Directions for this task: Select from the data all lines with the word "JSON".

Extracted records:
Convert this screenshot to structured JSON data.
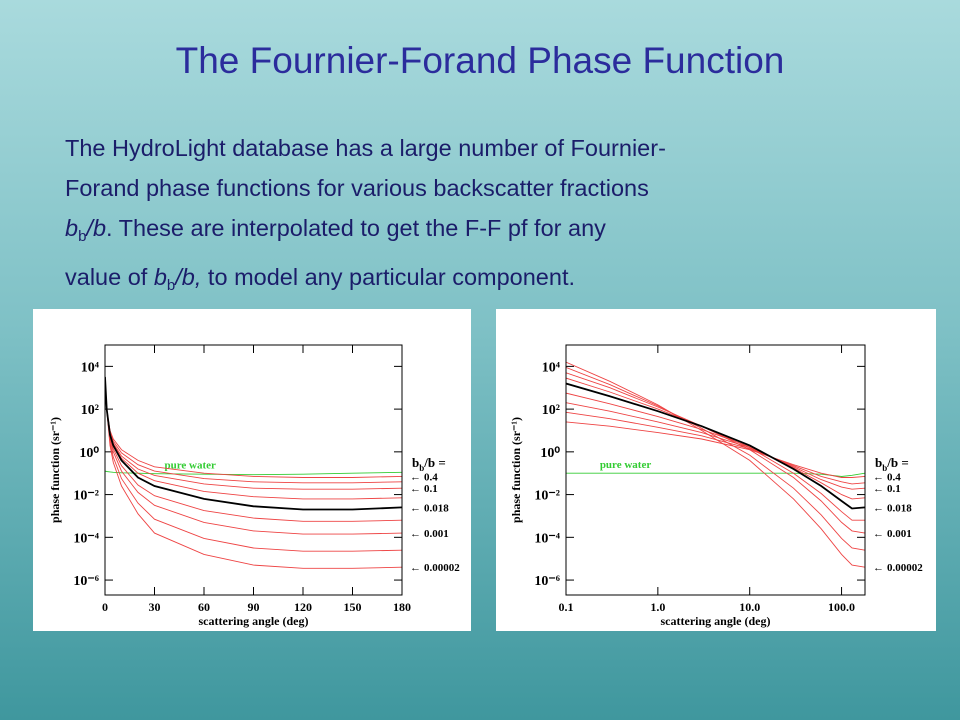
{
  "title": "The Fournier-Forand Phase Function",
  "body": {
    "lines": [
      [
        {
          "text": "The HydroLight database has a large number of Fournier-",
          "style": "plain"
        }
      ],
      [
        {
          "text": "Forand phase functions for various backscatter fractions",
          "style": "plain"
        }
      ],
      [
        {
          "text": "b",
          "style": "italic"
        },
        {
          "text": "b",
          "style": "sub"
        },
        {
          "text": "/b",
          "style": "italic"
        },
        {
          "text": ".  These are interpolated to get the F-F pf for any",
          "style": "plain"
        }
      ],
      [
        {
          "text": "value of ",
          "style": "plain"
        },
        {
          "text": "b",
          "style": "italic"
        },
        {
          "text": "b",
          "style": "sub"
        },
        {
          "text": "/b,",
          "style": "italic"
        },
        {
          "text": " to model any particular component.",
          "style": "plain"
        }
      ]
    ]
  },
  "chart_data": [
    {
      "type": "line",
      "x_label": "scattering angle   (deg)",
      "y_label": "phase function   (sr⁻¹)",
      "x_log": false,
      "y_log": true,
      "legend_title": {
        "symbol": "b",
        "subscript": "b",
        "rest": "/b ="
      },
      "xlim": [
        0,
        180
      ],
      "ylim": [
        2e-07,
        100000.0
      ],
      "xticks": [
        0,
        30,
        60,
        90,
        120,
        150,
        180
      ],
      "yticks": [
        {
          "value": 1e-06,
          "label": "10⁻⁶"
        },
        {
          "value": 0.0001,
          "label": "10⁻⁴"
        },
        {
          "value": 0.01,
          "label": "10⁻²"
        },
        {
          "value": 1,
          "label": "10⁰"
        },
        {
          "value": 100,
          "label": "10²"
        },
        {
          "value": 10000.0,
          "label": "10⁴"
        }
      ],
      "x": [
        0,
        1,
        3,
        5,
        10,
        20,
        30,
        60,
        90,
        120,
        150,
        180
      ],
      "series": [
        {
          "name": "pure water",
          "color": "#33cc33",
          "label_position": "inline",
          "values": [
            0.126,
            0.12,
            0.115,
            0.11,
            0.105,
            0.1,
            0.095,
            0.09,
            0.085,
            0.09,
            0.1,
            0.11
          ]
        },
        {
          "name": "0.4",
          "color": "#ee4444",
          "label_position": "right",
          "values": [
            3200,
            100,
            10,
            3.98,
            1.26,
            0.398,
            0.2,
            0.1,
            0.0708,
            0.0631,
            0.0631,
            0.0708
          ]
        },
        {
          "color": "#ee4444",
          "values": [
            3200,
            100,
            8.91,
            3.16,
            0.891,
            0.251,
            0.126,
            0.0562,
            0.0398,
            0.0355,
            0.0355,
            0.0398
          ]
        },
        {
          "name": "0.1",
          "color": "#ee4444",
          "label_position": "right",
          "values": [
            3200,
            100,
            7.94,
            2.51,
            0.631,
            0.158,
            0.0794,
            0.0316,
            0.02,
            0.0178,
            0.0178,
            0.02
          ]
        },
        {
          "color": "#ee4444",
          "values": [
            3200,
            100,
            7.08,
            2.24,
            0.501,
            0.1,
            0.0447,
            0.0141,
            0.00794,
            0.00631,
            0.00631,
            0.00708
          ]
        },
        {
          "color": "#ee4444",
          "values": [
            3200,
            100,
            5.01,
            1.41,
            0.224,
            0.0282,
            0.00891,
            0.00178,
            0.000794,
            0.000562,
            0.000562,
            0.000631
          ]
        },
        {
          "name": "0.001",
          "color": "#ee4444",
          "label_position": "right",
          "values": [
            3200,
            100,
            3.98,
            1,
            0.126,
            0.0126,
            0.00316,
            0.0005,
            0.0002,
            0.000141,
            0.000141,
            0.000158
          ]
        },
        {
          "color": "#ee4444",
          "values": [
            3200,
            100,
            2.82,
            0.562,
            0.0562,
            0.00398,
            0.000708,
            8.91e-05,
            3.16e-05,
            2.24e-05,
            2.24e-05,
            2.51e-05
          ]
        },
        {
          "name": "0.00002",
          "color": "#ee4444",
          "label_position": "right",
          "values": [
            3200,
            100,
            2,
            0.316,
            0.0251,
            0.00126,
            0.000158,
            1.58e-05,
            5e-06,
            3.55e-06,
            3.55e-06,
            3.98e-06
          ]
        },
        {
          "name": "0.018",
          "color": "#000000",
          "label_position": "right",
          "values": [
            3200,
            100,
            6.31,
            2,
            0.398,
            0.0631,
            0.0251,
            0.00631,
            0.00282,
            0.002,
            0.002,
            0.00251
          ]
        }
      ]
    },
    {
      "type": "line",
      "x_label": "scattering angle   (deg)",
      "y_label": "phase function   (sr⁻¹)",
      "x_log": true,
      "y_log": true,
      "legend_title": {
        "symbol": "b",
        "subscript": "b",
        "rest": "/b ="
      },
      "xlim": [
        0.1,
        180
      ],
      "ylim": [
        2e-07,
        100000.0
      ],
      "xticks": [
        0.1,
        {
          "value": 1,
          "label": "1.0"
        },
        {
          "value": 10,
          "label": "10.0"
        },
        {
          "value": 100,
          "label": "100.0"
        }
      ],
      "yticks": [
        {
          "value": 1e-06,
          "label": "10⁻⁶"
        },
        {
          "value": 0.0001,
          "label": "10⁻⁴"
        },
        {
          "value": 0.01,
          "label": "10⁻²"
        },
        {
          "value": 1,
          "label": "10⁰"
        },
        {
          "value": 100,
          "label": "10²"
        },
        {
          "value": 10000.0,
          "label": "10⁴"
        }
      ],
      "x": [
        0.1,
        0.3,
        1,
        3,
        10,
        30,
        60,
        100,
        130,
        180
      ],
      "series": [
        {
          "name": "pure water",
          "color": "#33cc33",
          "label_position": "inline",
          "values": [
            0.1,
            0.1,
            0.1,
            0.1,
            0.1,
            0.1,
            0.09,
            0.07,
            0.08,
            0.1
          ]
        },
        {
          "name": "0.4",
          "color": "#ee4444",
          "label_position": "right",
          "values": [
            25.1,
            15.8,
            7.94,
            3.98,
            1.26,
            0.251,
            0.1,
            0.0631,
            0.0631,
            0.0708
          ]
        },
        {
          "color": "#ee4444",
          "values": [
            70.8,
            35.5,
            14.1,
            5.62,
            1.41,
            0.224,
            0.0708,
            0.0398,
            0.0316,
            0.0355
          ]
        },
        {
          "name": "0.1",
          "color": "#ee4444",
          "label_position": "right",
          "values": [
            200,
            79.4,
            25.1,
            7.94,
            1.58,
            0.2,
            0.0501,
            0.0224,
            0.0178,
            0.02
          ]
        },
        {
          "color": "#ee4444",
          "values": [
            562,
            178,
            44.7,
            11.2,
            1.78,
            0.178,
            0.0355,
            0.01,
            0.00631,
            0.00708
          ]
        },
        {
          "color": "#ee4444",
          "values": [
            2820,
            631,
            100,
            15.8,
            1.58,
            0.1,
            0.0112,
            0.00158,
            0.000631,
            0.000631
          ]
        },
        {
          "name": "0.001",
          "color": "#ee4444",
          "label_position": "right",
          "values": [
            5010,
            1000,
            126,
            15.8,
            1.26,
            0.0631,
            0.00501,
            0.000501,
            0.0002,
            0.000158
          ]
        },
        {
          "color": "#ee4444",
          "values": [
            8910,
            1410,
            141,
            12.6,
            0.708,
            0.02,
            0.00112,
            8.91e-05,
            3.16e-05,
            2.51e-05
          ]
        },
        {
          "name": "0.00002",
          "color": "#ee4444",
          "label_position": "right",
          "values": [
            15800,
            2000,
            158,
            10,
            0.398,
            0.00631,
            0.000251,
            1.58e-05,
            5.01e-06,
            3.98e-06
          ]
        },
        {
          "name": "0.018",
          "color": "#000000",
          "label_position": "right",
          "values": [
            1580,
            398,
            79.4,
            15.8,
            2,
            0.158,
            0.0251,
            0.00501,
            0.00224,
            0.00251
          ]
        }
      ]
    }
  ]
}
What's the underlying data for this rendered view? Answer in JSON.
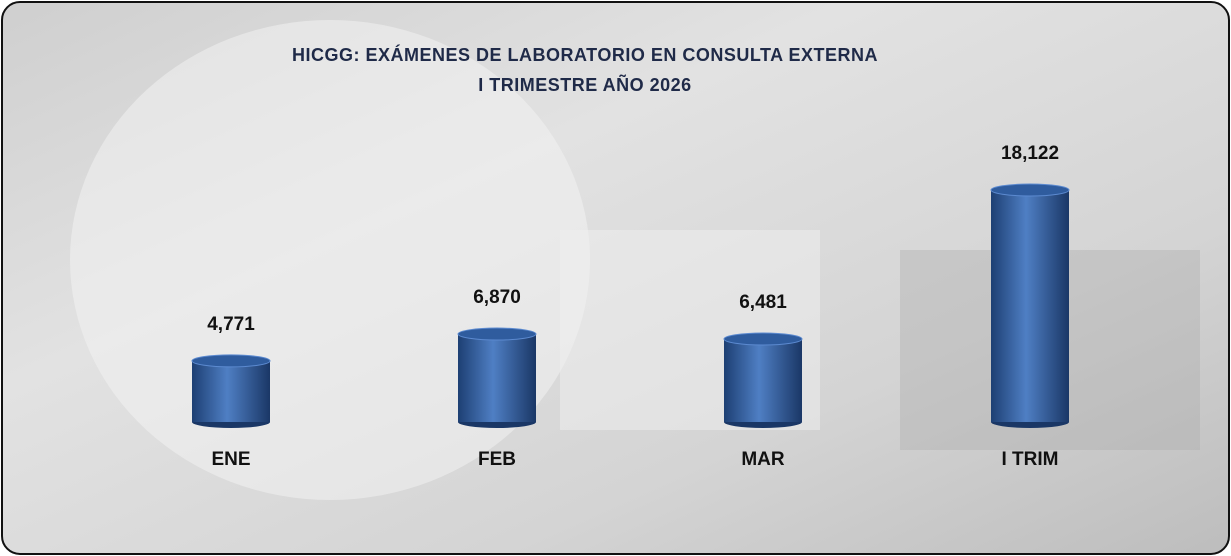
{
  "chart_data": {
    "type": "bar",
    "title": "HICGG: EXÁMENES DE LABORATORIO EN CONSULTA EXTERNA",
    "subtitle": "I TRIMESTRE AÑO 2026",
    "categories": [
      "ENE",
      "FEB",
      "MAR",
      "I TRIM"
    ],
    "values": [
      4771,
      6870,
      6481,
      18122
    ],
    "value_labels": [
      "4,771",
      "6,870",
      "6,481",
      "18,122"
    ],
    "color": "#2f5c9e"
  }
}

Response to this task:
Convert this screenshot to structured JSON data.
What's the underlying data for this rendered view? Answer in JSON.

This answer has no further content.